Exactly how many lines in this data contain the word "Animal"? Only the number should be given.

══ Given information

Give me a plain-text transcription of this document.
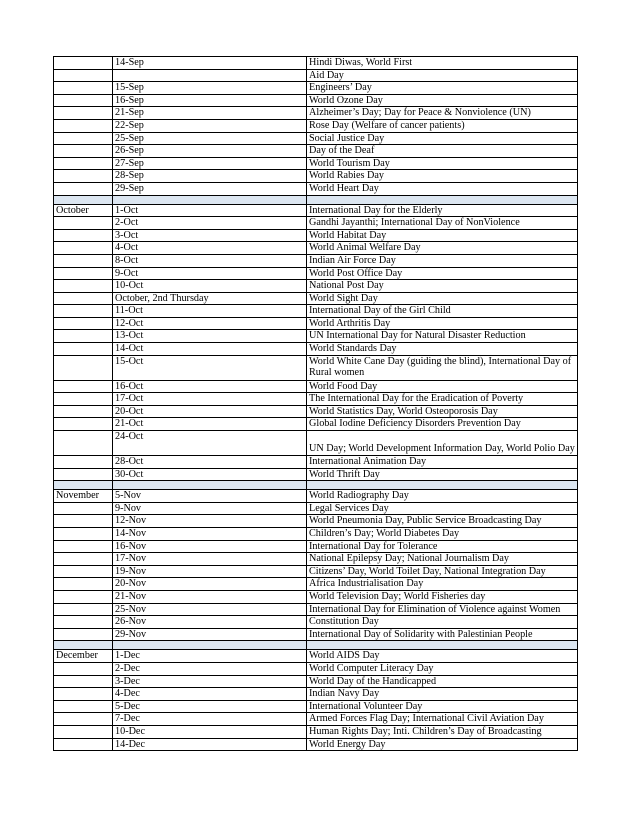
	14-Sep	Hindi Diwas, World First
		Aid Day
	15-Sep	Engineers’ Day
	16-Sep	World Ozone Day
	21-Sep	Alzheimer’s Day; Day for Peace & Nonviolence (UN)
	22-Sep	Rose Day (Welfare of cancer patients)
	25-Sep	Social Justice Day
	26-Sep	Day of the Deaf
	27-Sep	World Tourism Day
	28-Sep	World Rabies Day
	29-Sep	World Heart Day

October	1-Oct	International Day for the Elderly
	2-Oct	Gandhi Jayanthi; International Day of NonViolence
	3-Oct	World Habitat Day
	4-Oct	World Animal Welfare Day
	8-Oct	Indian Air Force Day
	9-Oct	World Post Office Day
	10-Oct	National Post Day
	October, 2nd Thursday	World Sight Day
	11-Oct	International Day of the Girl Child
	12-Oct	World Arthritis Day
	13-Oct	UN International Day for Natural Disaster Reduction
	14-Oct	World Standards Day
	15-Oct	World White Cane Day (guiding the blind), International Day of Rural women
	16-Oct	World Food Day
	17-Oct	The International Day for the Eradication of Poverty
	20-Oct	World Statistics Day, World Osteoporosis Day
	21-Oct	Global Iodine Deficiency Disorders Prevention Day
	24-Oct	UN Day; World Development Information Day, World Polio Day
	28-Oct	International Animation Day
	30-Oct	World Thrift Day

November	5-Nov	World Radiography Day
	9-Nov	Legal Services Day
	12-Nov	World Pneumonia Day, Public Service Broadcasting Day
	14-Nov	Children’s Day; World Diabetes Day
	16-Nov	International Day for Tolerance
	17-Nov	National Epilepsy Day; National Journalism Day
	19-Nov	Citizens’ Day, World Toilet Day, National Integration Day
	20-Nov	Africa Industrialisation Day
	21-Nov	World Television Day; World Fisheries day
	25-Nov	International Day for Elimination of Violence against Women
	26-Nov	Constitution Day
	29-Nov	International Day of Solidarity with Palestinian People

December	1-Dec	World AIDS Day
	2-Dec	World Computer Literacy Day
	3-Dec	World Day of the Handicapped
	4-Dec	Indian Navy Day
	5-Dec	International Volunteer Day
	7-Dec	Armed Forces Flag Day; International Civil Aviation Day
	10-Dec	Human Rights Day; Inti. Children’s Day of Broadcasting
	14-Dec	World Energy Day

════
══ Given information

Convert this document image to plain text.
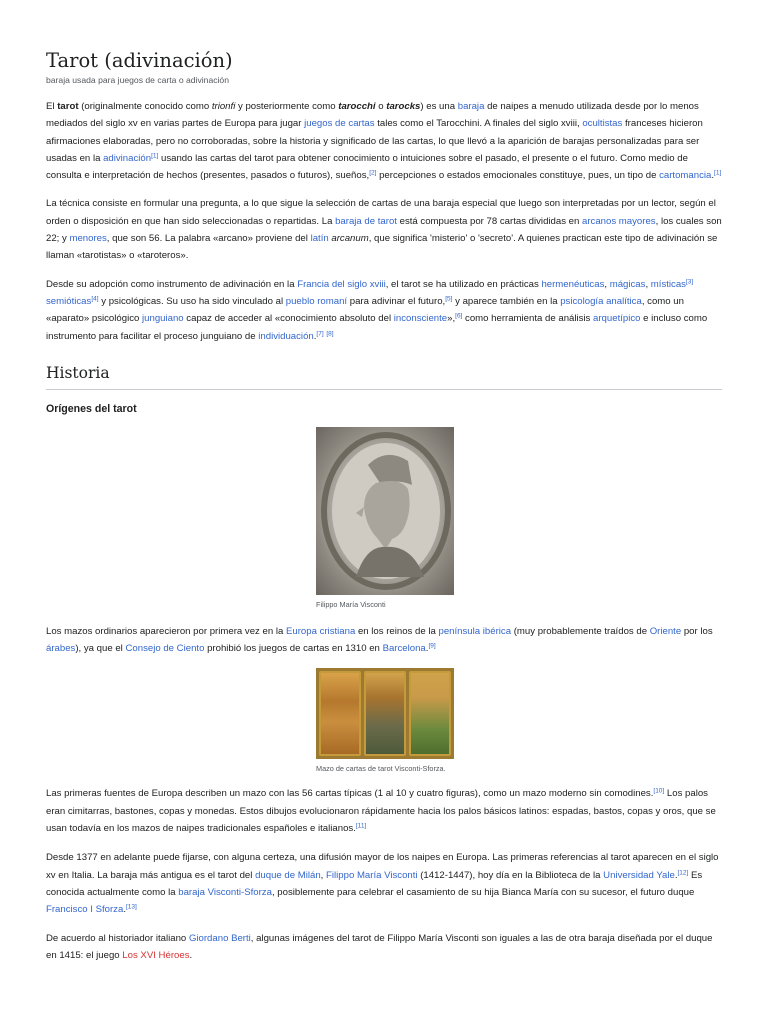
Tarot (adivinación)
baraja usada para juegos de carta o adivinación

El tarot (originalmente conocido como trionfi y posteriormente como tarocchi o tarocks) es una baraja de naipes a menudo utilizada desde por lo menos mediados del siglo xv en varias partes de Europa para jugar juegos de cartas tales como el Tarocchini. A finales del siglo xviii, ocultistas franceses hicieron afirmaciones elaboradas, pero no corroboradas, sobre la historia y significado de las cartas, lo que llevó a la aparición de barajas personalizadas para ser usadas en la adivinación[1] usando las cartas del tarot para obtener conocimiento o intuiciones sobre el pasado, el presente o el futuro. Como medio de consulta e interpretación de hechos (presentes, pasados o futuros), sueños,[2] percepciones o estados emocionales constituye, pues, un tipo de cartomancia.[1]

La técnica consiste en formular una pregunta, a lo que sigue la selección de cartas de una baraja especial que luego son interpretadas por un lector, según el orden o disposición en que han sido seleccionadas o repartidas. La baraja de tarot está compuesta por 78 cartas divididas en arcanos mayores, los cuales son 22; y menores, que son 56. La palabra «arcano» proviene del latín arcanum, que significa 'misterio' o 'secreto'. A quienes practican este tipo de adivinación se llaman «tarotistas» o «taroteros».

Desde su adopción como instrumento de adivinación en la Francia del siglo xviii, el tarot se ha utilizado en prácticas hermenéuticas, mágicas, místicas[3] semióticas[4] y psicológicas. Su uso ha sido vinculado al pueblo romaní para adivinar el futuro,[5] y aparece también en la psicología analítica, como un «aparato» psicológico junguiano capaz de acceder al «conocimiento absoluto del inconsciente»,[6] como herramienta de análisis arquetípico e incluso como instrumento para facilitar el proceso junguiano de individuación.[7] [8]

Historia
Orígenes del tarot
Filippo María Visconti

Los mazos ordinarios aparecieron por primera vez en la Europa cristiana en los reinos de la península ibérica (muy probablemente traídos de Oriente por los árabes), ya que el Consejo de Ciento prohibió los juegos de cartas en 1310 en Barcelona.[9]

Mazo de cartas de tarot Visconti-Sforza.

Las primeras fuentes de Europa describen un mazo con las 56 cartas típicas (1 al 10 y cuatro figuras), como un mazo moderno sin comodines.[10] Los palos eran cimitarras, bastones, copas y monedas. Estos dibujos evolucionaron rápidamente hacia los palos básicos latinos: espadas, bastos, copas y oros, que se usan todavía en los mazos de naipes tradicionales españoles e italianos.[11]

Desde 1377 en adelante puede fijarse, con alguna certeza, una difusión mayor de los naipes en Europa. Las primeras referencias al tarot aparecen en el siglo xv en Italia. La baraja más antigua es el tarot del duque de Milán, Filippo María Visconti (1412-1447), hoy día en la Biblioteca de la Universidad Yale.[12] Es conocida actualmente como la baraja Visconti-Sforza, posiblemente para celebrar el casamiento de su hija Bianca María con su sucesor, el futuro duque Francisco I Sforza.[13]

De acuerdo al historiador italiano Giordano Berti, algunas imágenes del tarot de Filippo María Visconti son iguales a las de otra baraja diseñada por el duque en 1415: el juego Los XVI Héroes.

════
══ Given information

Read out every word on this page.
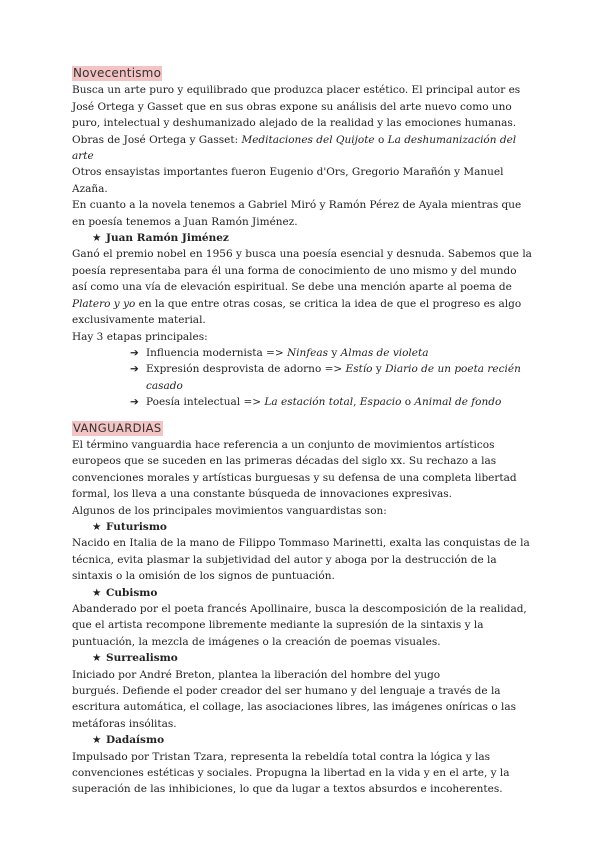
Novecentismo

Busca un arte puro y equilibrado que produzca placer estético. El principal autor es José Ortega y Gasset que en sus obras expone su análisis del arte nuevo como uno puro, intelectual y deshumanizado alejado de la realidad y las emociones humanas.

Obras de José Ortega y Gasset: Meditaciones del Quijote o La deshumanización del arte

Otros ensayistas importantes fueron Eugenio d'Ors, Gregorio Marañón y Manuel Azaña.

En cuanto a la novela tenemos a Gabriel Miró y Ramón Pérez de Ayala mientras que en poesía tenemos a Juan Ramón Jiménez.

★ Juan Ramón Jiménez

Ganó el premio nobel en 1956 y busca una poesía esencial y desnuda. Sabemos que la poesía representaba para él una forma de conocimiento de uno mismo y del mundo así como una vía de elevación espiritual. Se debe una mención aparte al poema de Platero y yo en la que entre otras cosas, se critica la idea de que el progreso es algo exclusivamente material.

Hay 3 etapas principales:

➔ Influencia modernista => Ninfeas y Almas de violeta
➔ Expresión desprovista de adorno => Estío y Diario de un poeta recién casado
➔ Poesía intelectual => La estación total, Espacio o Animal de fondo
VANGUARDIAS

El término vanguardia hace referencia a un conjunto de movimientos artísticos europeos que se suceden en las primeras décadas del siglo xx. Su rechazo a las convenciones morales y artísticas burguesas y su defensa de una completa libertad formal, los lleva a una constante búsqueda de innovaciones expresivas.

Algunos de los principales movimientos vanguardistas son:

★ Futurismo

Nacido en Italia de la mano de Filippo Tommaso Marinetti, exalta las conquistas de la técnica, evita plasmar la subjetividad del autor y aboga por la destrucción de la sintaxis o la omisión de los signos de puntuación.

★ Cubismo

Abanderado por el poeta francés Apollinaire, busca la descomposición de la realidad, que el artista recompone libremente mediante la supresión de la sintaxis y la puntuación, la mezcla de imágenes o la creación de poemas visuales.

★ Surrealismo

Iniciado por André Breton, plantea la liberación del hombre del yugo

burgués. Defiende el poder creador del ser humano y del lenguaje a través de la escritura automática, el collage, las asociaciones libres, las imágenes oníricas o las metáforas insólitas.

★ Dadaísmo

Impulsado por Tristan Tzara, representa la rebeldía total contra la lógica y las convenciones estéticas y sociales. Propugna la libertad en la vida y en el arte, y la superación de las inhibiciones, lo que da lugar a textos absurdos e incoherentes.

════

* _Task answer_
2